- **WHAT YOU SHOULD DO**:
Find each line in the following listing that has the string "JSON", then state the count and nothing else.

- **PROVIDED ENTRIES**:

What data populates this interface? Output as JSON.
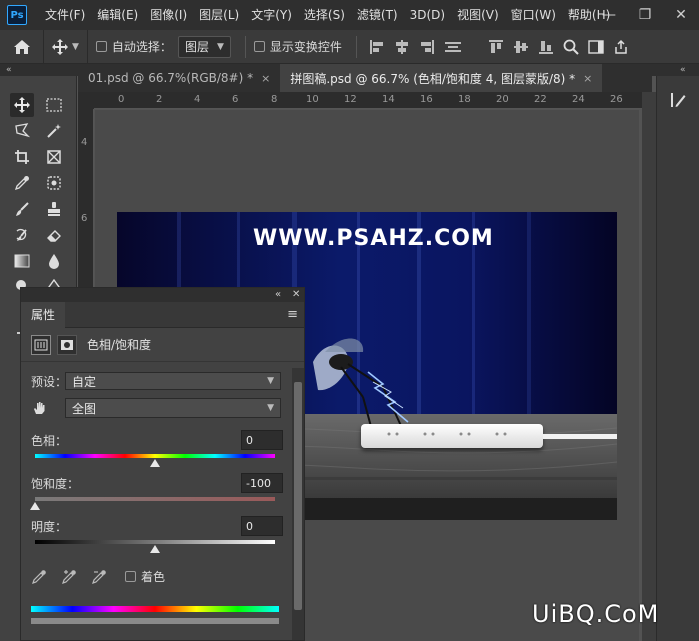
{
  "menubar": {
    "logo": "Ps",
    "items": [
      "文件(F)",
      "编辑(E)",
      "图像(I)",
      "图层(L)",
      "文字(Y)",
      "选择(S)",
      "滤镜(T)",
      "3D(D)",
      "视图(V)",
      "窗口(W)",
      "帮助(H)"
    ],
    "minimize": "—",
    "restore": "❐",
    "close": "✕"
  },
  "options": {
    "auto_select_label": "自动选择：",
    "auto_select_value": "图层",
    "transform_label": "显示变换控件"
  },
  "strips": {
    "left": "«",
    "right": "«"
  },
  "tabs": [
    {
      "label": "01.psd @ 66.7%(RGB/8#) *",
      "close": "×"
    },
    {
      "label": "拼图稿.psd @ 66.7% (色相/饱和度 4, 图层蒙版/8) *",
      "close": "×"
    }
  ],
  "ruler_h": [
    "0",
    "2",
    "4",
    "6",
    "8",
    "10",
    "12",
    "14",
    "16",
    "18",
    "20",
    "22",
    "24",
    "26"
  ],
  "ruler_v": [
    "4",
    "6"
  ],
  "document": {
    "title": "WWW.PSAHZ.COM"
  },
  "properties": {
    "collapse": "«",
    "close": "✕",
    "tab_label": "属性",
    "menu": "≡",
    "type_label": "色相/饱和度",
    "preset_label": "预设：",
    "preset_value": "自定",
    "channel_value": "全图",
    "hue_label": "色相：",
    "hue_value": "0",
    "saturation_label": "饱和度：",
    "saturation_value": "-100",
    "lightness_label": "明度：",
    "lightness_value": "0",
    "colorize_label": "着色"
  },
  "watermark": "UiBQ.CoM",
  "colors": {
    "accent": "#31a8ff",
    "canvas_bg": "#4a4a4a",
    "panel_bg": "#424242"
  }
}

...

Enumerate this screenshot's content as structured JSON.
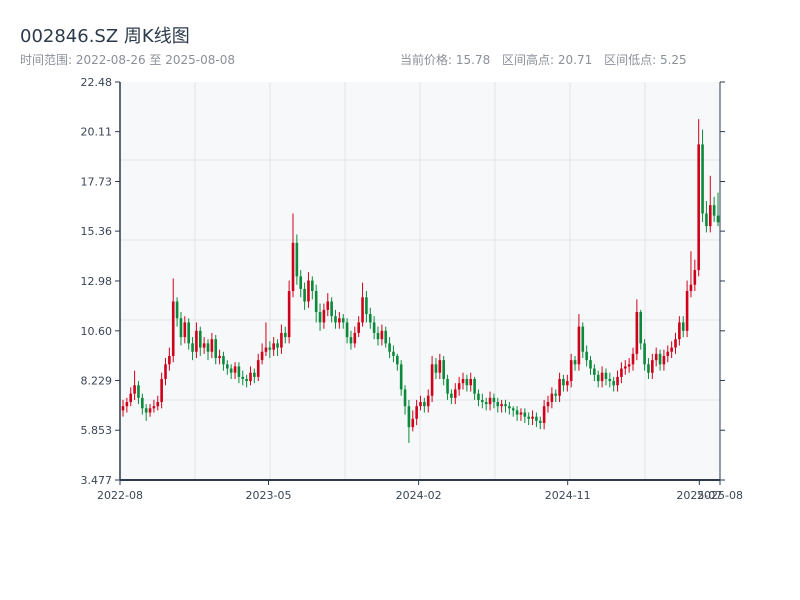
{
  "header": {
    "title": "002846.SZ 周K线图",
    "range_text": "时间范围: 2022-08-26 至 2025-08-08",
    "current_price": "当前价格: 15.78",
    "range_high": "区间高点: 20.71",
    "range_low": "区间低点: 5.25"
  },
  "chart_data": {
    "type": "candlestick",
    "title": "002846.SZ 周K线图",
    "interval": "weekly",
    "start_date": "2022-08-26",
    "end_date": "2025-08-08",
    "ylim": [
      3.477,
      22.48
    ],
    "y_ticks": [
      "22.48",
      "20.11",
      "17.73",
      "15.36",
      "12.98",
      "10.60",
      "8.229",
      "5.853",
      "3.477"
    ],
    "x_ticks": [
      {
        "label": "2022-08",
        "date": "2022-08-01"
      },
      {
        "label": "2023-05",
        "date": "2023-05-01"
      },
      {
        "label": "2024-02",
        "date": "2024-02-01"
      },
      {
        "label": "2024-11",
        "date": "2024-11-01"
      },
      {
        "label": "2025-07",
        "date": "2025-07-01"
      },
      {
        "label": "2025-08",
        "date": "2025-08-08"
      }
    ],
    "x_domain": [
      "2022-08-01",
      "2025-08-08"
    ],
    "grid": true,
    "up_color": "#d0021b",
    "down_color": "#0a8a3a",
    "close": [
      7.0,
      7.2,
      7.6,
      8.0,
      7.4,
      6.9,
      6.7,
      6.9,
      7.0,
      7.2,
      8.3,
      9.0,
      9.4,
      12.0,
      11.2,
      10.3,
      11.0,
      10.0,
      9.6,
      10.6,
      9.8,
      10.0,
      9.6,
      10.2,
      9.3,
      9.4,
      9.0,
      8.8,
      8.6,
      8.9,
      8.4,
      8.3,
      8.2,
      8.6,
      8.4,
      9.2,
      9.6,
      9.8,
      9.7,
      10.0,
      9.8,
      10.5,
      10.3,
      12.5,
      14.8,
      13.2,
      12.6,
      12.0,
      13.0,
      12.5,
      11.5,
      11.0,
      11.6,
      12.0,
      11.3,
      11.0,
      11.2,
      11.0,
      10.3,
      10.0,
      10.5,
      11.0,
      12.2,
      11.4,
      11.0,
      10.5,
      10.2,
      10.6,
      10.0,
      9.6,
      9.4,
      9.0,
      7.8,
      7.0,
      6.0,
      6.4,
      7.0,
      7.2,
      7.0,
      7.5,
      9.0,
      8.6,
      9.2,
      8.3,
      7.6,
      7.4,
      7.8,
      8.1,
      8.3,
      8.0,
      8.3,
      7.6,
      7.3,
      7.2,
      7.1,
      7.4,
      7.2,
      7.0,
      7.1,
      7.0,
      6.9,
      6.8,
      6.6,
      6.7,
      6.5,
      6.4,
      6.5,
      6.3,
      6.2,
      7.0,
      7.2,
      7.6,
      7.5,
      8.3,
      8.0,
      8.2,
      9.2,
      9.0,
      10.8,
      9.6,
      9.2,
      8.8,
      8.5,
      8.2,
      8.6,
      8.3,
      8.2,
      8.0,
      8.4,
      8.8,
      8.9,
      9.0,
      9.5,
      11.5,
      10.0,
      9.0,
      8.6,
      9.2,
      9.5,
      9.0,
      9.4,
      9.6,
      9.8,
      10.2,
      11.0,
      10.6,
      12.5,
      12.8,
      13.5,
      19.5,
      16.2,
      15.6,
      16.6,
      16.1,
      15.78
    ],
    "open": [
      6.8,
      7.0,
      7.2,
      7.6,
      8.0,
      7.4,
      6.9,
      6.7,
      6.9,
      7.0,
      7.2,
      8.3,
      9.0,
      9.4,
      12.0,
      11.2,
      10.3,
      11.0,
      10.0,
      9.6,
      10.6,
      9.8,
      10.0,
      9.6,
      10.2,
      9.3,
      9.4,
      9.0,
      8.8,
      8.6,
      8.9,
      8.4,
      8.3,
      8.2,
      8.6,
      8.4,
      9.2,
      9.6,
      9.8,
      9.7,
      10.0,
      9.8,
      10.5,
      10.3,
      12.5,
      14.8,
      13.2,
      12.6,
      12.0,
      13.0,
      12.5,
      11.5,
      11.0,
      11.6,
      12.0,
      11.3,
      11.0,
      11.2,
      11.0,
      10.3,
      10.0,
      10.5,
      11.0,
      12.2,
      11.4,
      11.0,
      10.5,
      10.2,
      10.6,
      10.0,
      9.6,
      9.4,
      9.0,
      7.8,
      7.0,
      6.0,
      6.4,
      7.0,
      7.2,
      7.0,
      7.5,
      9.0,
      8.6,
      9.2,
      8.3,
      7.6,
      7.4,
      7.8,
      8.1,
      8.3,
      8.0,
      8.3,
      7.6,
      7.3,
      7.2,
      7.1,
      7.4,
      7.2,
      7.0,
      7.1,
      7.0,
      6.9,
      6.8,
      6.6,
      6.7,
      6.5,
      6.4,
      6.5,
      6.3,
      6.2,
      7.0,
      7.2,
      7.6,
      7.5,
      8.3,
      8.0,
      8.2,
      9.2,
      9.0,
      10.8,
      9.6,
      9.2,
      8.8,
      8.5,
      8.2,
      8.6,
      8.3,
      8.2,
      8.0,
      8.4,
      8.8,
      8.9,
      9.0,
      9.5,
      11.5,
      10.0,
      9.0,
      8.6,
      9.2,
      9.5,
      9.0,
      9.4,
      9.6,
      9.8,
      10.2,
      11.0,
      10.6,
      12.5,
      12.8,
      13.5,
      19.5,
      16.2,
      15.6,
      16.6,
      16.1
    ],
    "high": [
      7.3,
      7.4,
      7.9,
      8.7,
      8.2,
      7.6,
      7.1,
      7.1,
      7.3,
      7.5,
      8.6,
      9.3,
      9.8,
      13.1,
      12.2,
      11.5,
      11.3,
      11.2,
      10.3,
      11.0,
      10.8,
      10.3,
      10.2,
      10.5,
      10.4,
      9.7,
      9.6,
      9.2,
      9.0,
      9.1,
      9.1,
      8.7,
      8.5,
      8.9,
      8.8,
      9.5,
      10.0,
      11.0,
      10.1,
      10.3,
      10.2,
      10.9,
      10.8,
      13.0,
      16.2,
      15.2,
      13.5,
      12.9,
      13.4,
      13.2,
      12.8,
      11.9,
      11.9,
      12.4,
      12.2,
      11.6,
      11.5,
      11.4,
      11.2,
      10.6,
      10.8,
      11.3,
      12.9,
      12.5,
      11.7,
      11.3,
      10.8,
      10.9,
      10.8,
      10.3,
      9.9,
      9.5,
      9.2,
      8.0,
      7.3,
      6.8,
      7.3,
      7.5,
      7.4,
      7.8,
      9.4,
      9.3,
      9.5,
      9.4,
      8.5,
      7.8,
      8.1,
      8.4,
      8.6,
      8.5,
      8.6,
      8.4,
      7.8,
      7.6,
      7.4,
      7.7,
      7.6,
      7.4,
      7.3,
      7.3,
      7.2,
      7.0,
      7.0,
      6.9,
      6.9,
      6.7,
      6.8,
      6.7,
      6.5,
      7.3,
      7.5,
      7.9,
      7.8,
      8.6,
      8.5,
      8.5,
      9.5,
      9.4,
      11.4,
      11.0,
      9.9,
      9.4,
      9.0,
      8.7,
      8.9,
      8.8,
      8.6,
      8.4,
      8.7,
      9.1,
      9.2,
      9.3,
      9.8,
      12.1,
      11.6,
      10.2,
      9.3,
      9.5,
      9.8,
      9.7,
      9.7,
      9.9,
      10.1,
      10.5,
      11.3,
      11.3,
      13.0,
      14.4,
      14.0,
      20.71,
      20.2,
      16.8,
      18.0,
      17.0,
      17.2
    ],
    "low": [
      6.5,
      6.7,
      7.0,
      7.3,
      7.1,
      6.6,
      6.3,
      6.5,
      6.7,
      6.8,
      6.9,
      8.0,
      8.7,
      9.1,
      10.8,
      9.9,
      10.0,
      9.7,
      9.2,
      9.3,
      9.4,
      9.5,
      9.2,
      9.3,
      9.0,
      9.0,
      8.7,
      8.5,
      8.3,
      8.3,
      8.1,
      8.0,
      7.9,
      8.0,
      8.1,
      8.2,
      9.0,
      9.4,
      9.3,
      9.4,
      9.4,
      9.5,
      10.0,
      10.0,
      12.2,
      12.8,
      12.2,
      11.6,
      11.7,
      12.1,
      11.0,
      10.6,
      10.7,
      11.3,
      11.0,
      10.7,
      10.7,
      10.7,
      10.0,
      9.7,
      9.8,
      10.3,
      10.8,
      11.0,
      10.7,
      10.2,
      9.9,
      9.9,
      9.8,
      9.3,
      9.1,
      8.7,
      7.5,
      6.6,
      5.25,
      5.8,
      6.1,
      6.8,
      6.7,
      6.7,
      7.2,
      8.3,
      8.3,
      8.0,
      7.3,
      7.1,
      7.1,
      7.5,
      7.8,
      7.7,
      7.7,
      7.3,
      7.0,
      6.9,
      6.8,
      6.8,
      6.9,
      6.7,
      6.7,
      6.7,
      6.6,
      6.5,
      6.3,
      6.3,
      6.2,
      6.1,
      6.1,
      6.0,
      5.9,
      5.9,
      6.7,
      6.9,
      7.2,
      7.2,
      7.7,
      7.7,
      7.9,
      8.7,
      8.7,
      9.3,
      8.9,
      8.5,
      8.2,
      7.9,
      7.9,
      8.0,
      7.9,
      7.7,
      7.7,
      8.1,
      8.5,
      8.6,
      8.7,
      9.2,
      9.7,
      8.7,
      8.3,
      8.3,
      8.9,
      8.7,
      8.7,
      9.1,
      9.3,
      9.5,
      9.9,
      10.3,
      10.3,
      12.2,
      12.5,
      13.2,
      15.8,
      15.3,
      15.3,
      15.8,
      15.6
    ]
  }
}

- **SOLVED EXERCISE**:
2